> [Exercise]:
Restate the data below word for word. Skip any images it contains.
※ ※ ※
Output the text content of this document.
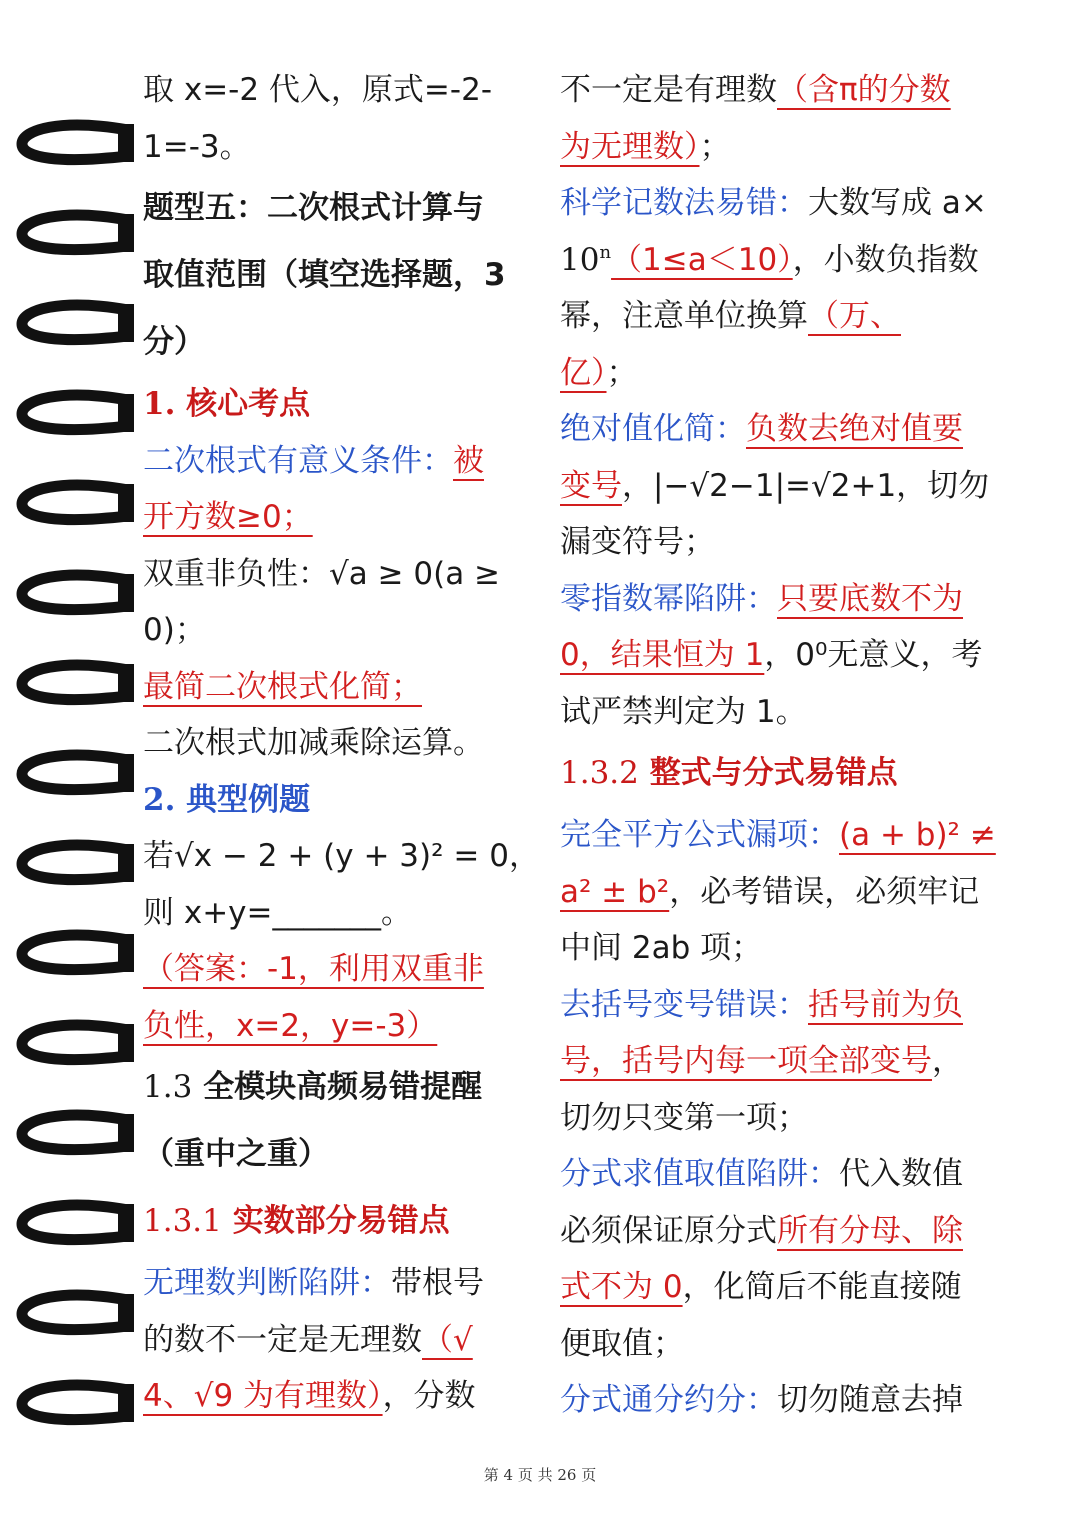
取 x=-2 代入，原式=-2-
1=-3。
题型五：二次根式计算与
取值范围（填空选择题，3
分）
1. 核心考点
二次根式有意义条件：被
开方数≥0；
双重非负性：√a ≥ 0(a ≥
0)；
最简二次根式化简；
二次根式加减乘除运算。
2. 典型例题
若√x − 2 + (y + 3)² = 0，
则 x+y=_______。
（答案：-1，利用双重非
负性，x=2，y=-3）
1.3 全模块高频易错提醒
（重中之重）
1.3.1 实数部分易错点
无理数判断陷阱：带根号
的数不一定是无理数（√
4、√9 为有理数），分数
不一定是有理数（含π的分数
为无理数）；
科学记数法易错：大数写成 a×
$10^n(1\le a<10)$，小数负指数
幂，注意单位换算（万、
亿）；
绝对值化简：负数去绝对值要
变号，|−√2−1|=√2+1，切勿
漏变符号；
零指数幂陷阱：只要底数不为
0，结果恒为 1，0⁰无意义，考
试严禁判定为 1。
1.3.2 整式与分式易错点
完全平方公式漏项：(a + b)² ≠
a² ± b²，必考错误，必须牢记
中间 2ab 项；
去括号变号错误：括号前为负
号，括号内每一项全部变号，
切勿只变第一项；
分式求值取值陷阱：代入数值
必须保证原分式所有分母、除
式不为 0，化简后不能直接随
便取值；
分式通分约分：切勿随意去掉
第 4 页 共 26 页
※ ※ ※
> [Full solution]:
Output the text content of this document.
取 x=-2 代入，原式=-2-
1=-3。
题型五：二次根式计算与
取值范围（填空选择题，3
分）
1. 核心考点
二次根式有意义条件：被
开方数≥0；
双重非负性：√a ≥ 0(a ≥
0)；
最简二次根式化简；
二次根式加减乘除运算。
2. 典型例题
若√x − 2 + (y + 3)² = 0，
则 x+y=_______。
（答案：-1，利用双重非
负性，x=2，y=-3）
1.3 全模块高频易错提醒
（重中之重）
1.3.1 实数部分易错点
无理数判断陷阱：带根号
的数不一定是无理数（√
4、√9 为有理数），分数
不一定是有理数（含π的分数
为无理数）；
科学记数法易错：大数写成 a×
$10^n(1\le a<10)$，小数负指数
幂，注意单位换算（万、
亿）；
绝对值化简：负数去绝对值要
变号，|−√2−1|=√2+1，切勿
漏变符号；
零指数幂陷阱：只要底数不为
0，结果恒为 1，0⁰无意义，考
试严禁判定为 1。
1.3.2 整式与分式易错点
完全平方公式漏项：(a + b)² ≠
a² ± b²，必考错误，必须牢记
中间 2ab 项；
去括号变号错误：括号前为负
号，括号内每一项全部变号，
切勿只变第一项；
分式求值取值陷阱：代入数值
必须保证原分式所有分母、除
式不为 0，化简后不能直接随
便取值；
分式通分约分：切勿随意去掉
第 4 页 共 26 页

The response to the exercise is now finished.